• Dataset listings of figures

===

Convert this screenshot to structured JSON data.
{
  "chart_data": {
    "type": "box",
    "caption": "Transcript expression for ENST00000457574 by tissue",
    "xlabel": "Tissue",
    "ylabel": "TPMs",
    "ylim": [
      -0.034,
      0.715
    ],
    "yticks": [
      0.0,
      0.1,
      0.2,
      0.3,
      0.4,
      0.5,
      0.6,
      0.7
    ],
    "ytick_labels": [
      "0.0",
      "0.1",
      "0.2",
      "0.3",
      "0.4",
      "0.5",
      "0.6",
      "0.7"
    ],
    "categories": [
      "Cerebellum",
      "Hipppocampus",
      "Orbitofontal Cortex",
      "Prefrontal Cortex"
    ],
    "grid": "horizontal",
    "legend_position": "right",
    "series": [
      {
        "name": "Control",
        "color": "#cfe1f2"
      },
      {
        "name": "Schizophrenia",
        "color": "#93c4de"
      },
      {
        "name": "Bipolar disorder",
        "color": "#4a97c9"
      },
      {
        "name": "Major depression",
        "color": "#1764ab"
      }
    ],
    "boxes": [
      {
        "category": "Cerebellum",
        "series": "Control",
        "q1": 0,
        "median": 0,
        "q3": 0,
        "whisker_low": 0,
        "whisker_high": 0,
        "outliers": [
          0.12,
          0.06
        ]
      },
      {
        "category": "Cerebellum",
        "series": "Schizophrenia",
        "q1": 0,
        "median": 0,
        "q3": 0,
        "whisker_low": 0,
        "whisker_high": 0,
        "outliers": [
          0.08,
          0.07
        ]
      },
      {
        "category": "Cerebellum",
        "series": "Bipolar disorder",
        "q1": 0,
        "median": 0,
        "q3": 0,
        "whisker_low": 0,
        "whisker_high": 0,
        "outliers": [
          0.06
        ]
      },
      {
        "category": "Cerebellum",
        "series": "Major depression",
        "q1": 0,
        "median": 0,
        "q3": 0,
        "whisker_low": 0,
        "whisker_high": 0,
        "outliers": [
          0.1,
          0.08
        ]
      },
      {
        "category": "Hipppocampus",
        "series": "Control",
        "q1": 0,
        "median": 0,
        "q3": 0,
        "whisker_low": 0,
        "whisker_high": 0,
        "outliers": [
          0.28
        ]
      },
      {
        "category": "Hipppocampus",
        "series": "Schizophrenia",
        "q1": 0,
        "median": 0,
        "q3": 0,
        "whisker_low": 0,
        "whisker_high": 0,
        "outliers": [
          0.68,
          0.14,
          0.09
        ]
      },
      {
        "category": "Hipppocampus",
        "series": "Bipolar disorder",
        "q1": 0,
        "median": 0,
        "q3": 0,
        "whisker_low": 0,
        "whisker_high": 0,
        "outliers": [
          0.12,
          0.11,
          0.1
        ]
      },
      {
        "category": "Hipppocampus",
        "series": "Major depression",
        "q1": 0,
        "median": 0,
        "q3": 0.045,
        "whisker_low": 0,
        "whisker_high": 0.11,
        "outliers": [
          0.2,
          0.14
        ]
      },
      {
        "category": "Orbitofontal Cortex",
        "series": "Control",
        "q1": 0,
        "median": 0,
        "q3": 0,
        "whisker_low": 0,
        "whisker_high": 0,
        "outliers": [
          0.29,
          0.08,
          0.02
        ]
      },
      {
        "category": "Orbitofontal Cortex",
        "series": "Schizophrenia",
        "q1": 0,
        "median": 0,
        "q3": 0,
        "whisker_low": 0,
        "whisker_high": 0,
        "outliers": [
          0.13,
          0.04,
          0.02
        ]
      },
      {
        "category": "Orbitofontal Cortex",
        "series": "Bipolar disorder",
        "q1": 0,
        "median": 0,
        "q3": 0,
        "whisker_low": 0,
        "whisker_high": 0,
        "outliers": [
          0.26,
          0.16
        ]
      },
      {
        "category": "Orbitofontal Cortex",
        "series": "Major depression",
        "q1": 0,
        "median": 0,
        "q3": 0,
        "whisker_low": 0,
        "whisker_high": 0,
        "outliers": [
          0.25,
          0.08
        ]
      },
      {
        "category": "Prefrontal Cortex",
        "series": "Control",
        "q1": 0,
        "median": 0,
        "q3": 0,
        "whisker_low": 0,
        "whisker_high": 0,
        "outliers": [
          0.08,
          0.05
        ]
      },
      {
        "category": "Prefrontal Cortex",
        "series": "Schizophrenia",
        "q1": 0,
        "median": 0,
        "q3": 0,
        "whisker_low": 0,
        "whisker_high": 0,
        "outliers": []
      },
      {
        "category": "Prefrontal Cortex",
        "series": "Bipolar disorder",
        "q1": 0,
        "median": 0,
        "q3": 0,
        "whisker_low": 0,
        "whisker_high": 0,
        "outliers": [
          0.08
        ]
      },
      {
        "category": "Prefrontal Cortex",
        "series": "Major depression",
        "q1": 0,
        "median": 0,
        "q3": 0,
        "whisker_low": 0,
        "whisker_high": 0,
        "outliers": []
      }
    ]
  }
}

===

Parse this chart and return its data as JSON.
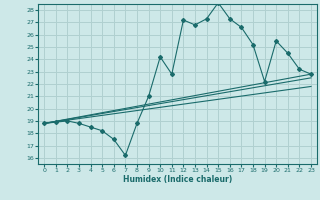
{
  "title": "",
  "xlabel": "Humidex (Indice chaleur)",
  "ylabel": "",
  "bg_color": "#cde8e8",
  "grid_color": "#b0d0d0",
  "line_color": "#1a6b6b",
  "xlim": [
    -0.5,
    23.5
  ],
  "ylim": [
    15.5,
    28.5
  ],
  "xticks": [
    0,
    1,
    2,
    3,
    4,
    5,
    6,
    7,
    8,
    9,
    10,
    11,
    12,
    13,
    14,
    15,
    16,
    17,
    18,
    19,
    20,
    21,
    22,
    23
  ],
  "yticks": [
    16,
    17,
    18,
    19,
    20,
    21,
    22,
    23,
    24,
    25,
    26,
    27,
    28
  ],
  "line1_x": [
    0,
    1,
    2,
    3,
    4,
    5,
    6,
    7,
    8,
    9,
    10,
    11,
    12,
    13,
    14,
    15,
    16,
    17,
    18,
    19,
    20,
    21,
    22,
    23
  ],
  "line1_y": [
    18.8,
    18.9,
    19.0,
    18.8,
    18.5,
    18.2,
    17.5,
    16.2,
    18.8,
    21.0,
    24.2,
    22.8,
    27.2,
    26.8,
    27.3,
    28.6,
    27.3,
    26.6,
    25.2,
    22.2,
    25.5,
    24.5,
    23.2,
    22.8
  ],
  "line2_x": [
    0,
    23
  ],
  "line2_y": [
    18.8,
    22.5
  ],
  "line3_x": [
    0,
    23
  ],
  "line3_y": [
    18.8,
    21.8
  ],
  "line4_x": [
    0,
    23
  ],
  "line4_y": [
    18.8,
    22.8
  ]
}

===

• DIRECTIVE
Filter the records down to the lines that contain the string "JSON", and copy those lines.

• TASK SOLUTION
Convert this screenshot to structured JSON data.
Parse this chart and return its data as JSON.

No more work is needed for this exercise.